= GIVEN TASK =
Of the lines in the entries, how many hold the word "Volume"? Give that number alone.
# # # # #
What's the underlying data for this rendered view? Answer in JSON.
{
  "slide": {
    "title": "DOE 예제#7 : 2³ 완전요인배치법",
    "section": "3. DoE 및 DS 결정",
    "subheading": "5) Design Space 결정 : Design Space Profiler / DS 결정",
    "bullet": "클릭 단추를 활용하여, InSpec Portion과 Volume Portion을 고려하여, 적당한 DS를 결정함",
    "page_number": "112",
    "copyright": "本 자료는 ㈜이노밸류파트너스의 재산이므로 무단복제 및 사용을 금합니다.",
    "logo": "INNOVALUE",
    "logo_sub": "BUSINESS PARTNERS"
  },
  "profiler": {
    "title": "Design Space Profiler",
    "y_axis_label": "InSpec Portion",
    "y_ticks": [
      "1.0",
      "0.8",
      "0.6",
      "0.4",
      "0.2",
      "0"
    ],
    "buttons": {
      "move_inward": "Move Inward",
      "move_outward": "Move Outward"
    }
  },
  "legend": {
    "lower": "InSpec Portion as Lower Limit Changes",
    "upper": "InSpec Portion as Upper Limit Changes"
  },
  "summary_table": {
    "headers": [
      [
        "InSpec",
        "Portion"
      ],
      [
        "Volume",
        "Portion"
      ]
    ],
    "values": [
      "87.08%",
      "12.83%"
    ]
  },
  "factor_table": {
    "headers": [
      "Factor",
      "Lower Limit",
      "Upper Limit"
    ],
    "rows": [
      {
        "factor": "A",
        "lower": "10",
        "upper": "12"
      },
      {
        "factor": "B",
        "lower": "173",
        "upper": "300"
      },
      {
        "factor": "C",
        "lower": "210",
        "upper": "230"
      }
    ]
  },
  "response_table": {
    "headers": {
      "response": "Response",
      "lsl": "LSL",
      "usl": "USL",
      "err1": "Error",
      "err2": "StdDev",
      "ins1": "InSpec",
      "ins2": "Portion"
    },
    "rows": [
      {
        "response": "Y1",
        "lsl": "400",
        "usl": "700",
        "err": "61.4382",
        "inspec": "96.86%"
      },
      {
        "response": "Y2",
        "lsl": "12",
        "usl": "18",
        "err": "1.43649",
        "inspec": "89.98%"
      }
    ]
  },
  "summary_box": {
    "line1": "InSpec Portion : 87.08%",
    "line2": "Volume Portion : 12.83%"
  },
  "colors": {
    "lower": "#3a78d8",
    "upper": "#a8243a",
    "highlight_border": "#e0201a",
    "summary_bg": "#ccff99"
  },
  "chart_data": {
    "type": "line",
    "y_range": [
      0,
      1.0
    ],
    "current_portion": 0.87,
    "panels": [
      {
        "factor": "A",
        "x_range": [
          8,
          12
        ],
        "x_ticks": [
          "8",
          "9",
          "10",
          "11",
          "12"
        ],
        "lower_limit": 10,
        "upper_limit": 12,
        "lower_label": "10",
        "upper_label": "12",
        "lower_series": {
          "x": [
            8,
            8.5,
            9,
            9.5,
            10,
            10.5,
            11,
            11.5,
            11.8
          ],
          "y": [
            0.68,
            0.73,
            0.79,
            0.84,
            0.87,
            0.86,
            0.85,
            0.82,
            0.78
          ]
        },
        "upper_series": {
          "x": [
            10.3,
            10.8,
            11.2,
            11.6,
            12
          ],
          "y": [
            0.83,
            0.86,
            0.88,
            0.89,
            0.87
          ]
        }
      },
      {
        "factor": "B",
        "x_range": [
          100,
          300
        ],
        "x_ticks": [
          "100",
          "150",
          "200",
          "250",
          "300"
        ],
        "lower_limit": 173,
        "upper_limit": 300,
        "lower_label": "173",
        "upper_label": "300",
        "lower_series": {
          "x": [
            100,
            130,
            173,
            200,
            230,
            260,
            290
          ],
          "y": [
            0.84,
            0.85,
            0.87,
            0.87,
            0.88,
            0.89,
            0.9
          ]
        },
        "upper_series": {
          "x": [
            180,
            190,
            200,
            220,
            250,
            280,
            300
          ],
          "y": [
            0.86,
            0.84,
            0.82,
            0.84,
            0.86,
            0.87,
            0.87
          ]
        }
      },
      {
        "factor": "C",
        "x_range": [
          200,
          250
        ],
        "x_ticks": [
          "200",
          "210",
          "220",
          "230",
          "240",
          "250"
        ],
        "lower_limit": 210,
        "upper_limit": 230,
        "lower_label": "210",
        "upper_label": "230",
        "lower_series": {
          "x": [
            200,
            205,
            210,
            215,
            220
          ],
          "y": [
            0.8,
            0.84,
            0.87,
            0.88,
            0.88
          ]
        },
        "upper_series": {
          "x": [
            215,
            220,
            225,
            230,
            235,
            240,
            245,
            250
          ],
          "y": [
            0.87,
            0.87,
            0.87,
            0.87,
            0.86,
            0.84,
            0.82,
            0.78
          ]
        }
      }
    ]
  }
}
# # # # #
= FINISHED ANSWER =
3